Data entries
+ + +
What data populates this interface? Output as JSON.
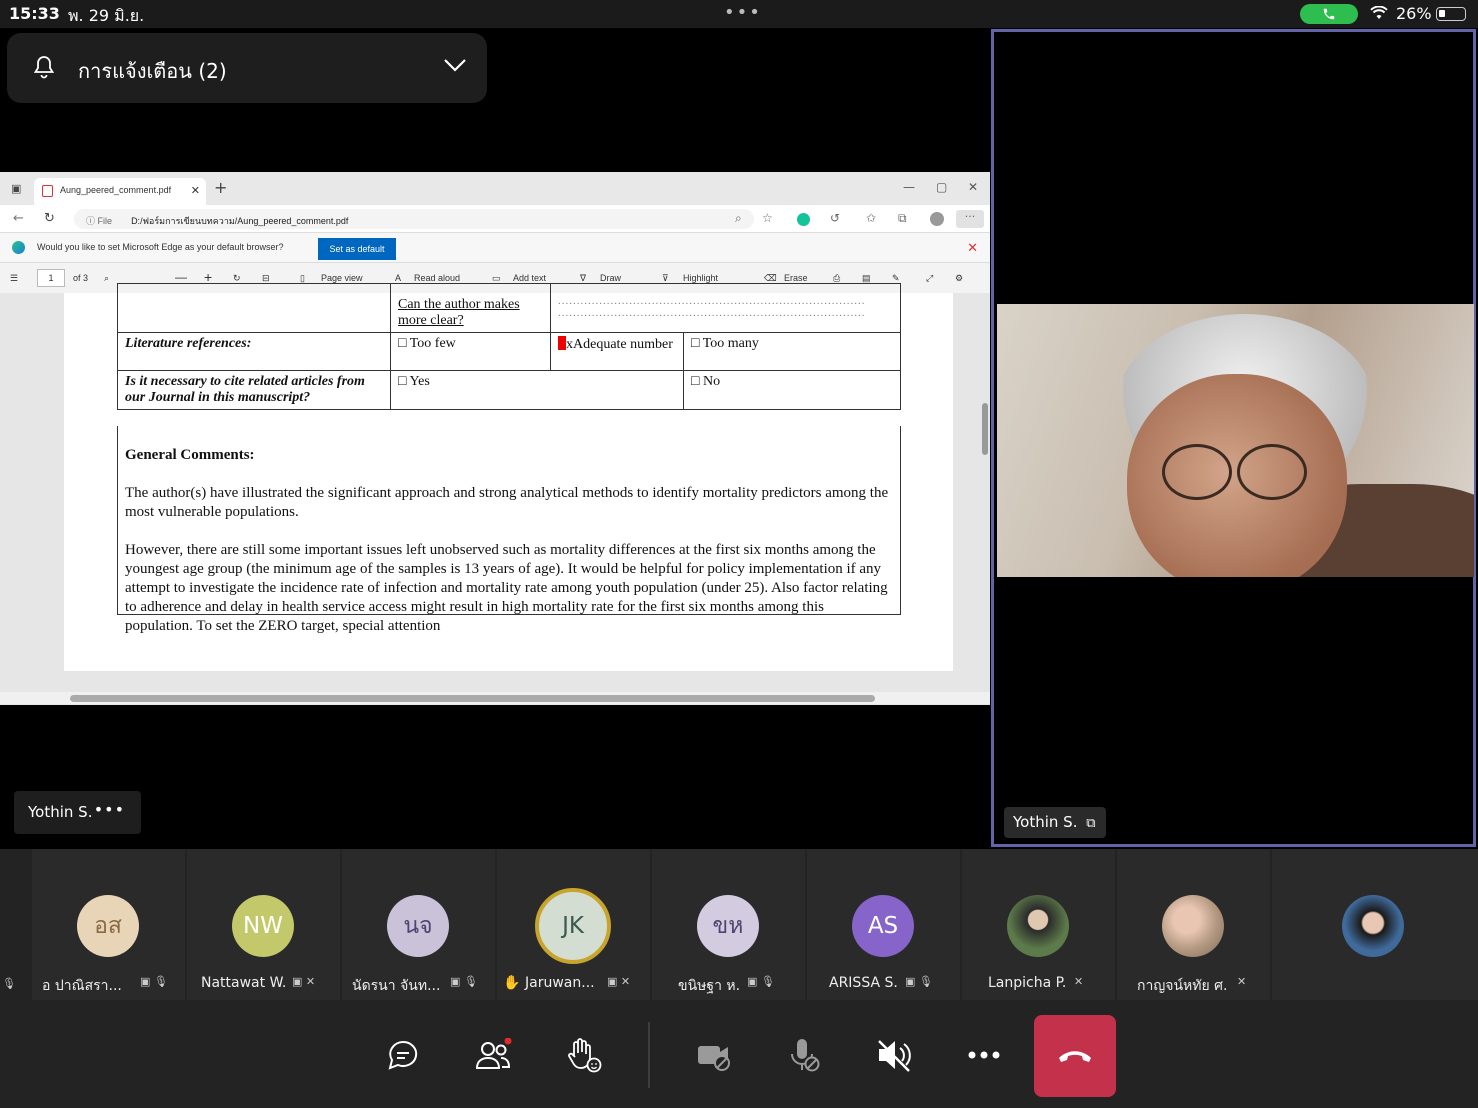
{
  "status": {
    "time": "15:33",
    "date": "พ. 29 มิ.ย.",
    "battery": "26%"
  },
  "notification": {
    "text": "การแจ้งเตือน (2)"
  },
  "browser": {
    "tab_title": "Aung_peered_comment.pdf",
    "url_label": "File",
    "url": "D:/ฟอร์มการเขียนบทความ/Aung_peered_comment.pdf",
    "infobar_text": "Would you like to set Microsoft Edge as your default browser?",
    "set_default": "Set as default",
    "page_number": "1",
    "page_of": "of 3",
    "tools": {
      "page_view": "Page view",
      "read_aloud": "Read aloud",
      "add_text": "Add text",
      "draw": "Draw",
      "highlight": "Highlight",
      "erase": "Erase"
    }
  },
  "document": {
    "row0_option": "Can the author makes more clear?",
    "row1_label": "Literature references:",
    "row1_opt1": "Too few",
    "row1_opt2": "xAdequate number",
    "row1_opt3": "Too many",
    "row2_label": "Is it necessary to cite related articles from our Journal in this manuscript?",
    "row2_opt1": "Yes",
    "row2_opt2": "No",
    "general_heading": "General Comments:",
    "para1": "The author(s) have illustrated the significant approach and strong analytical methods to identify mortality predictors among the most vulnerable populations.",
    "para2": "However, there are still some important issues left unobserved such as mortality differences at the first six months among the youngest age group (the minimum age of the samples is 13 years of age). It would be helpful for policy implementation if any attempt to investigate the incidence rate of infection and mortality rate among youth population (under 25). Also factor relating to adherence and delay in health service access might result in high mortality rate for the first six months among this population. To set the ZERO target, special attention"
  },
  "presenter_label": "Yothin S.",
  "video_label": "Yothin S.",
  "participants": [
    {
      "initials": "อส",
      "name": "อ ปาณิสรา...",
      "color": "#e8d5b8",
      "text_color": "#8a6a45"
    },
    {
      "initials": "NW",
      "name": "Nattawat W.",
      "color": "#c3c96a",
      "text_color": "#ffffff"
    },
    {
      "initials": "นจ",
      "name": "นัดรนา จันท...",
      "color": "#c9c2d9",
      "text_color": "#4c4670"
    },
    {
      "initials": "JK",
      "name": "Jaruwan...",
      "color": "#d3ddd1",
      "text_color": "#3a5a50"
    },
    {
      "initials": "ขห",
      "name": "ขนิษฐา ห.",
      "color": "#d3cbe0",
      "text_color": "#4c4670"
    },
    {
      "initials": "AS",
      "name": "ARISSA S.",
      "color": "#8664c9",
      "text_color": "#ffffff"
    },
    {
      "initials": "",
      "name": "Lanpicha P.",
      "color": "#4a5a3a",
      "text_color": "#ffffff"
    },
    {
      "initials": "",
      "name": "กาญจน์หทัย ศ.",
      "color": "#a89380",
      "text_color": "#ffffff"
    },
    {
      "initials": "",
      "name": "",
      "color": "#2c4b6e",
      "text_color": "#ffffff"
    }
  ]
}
+ + +
§ **Job**
Find how many lines include the string "initials" and report that number alone.

§ **Task response**
9